Gather the lines below that include the string "name", copying each in full.

───── RECORDS FOR THIS TASK

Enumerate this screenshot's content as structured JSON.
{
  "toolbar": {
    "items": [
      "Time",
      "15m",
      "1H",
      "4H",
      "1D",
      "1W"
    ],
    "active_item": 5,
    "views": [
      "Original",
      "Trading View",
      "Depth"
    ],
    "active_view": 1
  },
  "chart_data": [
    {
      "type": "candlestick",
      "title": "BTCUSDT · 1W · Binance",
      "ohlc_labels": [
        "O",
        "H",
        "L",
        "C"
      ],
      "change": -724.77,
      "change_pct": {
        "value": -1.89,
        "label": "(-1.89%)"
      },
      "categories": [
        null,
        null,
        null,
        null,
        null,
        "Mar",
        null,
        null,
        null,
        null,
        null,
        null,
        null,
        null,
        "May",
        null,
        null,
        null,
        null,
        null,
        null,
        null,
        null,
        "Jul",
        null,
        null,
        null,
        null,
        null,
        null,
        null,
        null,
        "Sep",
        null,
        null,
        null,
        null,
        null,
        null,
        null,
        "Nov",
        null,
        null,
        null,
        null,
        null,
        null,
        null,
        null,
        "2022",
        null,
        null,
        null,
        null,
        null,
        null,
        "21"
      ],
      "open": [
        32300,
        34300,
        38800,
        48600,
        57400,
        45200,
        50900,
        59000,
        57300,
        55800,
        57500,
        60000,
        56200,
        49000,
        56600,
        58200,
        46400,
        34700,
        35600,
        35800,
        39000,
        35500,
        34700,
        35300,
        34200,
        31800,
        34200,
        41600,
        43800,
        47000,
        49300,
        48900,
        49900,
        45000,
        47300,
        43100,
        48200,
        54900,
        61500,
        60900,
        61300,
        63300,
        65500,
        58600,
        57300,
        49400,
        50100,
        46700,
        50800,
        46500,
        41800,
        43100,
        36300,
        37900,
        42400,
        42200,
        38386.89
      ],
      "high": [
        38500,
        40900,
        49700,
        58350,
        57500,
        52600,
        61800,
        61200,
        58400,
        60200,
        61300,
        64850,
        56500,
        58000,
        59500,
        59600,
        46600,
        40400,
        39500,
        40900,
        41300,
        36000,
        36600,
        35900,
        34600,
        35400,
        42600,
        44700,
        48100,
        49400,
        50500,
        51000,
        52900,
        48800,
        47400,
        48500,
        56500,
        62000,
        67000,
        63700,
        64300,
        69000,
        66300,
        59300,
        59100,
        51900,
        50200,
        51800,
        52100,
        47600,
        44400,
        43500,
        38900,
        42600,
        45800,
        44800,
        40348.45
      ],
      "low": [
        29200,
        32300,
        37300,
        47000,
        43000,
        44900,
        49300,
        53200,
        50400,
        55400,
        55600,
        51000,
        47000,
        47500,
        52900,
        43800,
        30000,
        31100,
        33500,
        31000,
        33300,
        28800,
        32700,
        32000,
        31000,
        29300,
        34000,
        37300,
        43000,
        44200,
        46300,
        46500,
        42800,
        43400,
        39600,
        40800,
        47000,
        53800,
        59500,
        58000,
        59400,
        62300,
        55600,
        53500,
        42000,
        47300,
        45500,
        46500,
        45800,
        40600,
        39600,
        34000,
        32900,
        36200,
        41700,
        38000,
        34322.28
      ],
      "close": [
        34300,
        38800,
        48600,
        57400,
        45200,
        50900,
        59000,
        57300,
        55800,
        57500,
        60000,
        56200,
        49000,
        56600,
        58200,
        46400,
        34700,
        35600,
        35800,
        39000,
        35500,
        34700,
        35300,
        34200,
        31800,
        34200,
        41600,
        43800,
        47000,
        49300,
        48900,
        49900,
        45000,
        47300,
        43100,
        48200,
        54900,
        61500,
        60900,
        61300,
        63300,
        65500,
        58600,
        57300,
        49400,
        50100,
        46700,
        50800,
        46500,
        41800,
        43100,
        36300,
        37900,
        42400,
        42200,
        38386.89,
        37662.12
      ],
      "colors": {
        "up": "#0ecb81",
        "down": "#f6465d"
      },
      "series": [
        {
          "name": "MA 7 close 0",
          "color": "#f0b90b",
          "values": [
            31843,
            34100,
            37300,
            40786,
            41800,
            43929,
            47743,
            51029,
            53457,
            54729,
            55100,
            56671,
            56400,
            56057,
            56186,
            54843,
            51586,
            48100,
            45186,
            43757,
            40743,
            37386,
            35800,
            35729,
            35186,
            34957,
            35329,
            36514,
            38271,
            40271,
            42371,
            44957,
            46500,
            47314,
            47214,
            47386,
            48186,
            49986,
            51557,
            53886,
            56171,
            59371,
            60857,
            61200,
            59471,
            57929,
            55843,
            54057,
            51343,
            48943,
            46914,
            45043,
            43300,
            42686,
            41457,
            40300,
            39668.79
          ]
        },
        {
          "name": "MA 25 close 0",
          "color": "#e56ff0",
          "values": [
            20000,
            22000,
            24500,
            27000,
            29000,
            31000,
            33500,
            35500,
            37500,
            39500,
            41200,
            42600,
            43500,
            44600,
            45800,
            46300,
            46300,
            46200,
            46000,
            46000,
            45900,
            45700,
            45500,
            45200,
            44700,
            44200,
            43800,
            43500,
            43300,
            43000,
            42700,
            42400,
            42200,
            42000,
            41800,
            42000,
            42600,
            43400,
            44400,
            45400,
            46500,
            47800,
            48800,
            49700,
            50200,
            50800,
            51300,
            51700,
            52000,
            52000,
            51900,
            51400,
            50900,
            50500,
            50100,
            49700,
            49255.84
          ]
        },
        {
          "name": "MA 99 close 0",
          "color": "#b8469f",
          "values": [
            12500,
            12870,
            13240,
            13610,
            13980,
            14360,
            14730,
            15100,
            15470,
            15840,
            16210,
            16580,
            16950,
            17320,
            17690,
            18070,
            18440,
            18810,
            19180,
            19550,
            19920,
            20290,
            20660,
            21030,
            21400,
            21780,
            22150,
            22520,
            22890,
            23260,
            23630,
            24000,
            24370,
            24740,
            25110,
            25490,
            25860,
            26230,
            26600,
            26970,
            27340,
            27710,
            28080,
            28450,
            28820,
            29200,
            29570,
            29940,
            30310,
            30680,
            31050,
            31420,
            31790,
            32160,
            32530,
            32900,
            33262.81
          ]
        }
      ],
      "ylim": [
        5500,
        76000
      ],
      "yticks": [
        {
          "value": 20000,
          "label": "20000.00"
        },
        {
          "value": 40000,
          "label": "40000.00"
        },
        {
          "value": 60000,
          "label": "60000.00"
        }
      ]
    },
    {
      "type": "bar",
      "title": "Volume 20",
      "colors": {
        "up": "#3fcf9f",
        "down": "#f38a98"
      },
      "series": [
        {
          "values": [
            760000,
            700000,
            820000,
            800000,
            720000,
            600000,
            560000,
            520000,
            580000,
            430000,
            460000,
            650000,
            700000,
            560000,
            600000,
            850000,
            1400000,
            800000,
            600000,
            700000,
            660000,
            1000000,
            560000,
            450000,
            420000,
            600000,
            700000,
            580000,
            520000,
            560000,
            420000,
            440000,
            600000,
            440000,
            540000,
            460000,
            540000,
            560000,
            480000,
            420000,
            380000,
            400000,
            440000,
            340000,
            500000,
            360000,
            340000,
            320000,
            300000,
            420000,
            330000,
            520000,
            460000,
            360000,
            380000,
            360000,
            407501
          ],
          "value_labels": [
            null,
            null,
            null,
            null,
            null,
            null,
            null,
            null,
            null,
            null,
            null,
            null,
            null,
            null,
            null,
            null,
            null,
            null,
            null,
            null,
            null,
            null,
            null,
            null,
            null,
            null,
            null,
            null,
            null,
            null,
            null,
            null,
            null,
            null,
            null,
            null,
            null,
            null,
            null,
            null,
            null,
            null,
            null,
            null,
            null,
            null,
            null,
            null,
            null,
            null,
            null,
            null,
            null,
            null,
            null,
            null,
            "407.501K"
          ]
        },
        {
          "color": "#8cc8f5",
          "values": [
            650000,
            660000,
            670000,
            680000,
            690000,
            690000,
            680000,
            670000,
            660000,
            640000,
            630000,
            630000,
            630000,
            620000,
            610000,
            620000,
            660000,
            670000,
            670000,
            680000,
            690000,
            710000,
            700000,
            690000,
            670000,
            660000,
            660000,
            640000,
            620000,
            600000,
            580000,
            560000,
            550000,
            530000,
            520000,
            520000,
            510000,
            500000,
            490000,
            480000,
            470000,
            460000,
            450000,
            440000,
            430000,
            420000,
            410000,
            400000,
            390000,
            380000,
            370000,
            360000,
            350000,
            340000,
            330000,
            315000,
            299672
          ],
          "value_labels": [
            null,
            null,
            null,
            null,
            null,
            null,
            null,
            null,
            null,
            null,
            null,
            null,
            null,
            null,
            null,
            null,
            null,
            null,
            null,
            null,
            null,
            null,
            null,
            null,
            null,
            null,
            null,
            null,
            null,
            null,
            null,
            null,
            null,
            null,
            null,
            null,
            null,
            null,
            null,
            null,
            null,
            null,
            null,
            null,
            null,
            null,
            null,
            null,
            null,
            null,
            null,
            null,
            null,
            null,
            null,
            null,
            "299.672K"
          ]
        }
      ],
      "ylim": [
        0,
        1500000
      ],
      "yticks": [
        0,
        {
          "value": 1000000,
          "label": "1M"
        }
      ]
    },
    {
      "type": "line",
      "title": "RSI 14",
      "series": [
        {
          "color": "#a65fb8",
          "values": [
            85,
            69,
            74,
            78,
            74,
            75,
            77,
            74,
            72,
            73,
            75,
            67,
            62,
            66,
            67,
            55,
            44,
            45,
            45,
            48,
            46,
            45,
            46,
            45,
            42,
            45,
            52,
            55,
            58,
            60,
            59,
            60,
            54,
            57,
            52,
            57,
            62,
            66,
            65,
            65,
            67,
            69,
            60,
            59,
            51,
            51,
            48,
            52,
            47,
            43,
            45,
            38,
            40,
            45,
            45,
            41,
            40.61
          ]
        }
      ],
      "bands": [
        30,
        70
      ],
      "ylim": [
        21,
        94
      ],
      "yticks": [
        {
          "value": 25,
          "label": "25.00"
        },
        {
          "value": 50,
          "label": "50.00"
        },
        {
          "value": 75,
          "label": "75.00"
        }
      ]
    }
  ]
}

──────────

### RIGHT ANSWER
          "name": "MA 7 close 0",
          "name": "MA 25 close 0",
          "name": "MA 99 close 0",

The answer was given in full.